Provide the data again in its entirety, exactly as given.

┌──

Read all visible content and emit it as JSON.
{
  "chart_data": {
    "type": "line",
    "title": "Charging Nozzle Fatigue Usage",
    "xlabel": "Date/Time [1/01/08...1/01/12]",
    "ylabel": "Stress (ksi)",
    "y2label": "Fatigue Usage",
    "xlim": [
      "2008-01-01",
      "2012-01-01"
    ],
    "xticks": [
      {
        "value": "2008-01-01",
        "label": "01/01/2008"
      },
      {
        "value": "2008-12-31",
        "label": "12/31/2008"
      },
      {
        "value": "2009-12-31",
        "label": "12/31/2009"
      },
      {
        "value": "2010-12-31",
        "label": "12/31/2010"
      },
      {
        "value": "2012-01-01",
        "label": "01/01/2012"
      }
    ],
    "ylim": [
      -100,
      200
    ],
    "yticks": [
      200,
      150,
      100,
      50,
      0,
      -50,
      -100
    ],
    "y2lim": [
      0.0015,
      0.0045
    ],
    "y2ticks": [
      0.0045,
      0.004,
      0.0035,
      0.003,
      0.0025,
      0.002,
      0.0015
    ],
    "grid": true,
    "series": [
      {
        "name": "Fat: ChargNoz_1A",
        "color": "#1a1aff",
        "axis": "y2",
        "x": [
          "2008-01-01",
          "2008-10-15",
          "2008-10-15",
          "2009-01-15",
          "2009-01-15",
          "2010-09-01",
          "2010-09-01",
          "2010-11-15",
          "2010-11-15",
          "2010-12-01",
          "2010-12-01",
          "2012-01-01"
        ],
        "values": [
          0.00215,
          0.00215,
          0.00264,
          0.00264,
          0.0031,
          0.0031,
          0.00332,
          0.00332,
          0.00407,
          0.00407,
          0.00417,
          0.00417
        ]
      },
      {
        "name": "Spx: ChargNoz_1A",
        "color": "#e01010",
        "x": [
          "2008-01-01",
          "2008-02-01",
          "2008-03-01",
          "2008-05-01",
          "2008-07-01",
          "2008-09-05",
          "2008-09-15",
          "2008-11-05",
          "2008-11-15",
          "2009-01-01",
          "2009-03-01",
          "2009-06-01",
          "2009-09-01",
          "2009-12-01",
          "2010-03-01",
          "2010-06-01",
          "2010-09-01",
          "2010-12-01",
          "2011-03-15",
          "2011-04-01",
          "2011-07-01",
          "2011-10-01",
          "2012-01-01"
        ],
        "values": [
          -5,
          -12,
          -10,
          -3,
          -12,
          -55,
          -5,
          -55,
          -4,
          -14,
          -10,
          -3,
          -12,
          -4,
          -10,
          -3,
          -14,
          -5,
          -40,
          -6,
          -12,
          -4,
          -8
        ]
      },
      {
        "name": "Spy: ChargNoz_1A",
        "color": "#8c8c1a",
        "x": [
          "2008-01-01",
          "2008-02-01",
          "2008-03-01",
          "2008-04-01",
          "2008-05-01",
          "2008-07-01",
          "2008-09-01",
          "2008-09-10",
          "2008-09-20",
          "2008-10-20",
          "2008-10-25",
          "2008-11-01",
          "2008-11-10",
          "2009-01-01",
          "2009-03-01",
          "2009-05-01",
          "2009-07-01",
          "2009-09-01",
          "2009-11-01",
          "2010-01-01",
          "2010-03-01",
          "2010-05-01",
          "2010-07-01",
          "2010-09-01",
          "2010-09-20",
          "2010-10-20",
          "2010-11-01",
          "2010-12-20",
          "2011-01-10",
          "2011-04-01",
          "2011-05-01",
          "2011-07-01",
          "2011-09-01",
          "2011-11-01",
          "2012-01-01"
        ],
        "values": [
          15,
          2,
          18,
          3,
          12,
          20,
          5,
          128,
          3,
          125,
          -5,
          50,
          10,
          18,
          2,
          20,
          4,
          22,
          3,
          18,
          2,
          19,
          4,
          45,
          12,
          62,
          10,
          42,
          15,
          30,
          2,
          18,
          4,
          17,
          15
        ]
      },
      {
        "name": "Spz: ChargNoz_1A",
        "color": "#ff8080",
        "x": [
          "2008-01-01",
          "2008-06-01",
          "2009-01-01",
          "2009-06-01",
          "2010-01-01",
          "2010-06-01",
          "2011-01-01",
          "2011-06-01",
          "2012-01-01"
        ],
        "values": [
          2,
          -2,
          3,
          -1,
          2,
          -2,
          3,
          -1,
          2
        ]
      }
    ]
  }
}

└──

Final result -
Read all visible content and emit it as JSON.
{
  "chart_data": {
    "type": "line",
    "title": "Charging Nozzle Fatigue Usage",
    "xlabel": "Date/Time [1/01/08...1/01/12]",
    "ylabel": "Stress (ksi)",
    "y2label": "Fatigue Usage",
    "xlim": [
      "2008-01-01",
      "2012-01-01"
    ],
    "xticks": [
      {
        "value": "2008-01-01",
        "label": "01/01/2008"
      },
      {
        "value": "2008-12-31",
        "label": "12/31/2008"
      },
      {
        "value": "2009-12-31",
        "label": "12/31/2009"
      },
      {
        "value": "2010-12-31",
        "label": "12/31/2010"
      },
      {
        "value": "2012-01-01",
        "label": "01/01/2012"
      }
    ],
    "ylim": [
      -100,
      200
    ],
    "yticks": [
      200,
      150,
      100,
      50,
      0,
      -50,
      -100
    ],
    "y2lim": [
      0.0015,
      0.0045
    ],
    "y2ticks": [
      0.0045,
      0.004,
      0.0035,
      0.003,
      0.0025,
      0.002,
      0.0015
    ],
    "grid": true,
    "series": [
      {
        "name": "Fat: ChargNoz_1A",
        "color": "#1a1aff",
        "axis": "y2",
        "x": [
          "2008-01-01",
          "2008-10-15",
          "2008-10-15",
          "2009-01-15",
          "2009-01-15",
          "2010-09-01",
          "2010-09-01",
          "2010-11-15",
          "2010-11-15",
          "2010-12-01",
          "2010-12-01",
          "2012-01-01"
        ],
        "values": [
          0.00215,
          0.00215,
          0.00264,
          0.00264,
          0.0031,
          0.0031,
          0.00332,
          0.00332,
          0.00407,
          0.00407,
          0.00417,
          0.00417
        ]
      },
      {
        "name": "Spx: ChargNoz_1A",
        "color": "#e01010",
        "x": [
          "2008-01-01",
          "2008-02-01",
          "2008-03-01",
          "2008-05-01",
          "2008-07-01",
          "2008-09-05",
          "2008-09-15",
          "2008-11-05",
          "2008-11-15",
          "2009-01-01",
          "2009-03-01",
          "2009-06-01",
          "2009-09-01",
          "2009-12-01",
          "2010-03-01",
          "2010-06-01",
          "2010-09-01",
          "2010-12-01",
          "2011-03-15",
          "2011-04-01",
          "2011-07-01",
          "2011-10-01",
          "2012-01-01"
        ],
        "values": [
          -5,
          -12,
          -10,
          -3,
          -12,
          -55,
          -5,
          -55,
          -4,
          -14,
          -10,
          -3,
          -12,
          -4,
          -10,
          -3,
          -14,
          -5,
          -40,
          -6,
          -12,
          -4,
          -8
        ]
      },
      {
        "name": "Spy: ChargNoz_1A",
        "color": "#8c8c1a",
        "x": [
          "2008-01-01",
          "2008-02-01",
          "2008-03-01",
          "2008-04-01",
          "2008-05-01",
          "2008-07-01",
          "2008-09-01",
          "2008-09-10",
          "2008-09-20",
          "2008-10-20",
          "2008-10-25",
          "2008-11-01",
          "2008-11-10",
          "2009-01-01",
          "2009-03-01",
          "2009-05-01",
          "2009-07-01",
          "2009-09-01",
          "2009-11-01",
          "2010-01-01",
          "2010-03-01",
          "2010-05-01",
          "2010-07-01",
          "2010-09-01",
          "2010-09-20",
          "2010-10-20",
          "2010-11-01",
          "2010-12-20",
          "2011-01-10",
          "2011-04-01",
          "2011-05-01",
          "2011-07-01",
          "2011-09-01",
          "2011-11-01",
          "2012-01-01"
        ],
        "values": [
          15,
          2,
          18,
          3,
          12,
          20,
          5,
          128,
          3,
          125,
          -5,
          50,
          10,
          18,
          2,
          20,
          4,
          22,
          3,
          18,
          2,
          19,
          4,
          45,
          12,
          62,
          10,
          42,
          15,
          30,
          2,
          18,
          4,
          17,
          15
        ]
      },
      {
        "name": "Spz: ChargNoz_1A",
        "color": "#ff8080",
        "x": [
          "2008-01-01",
          "2008-06-01",
          "2009-01-01",
          "2009-06-01",
          "2010-01-01",
          "2010-06-01",
          "2011-01-01",
          "2011-06-01",
          "2012-01-01"
        ],
        "values": [
          2,
          -2,
          3,
          -1,
          2,
          -2,
          3,
          -1,
          2
        ]
      }
    ]
  }
}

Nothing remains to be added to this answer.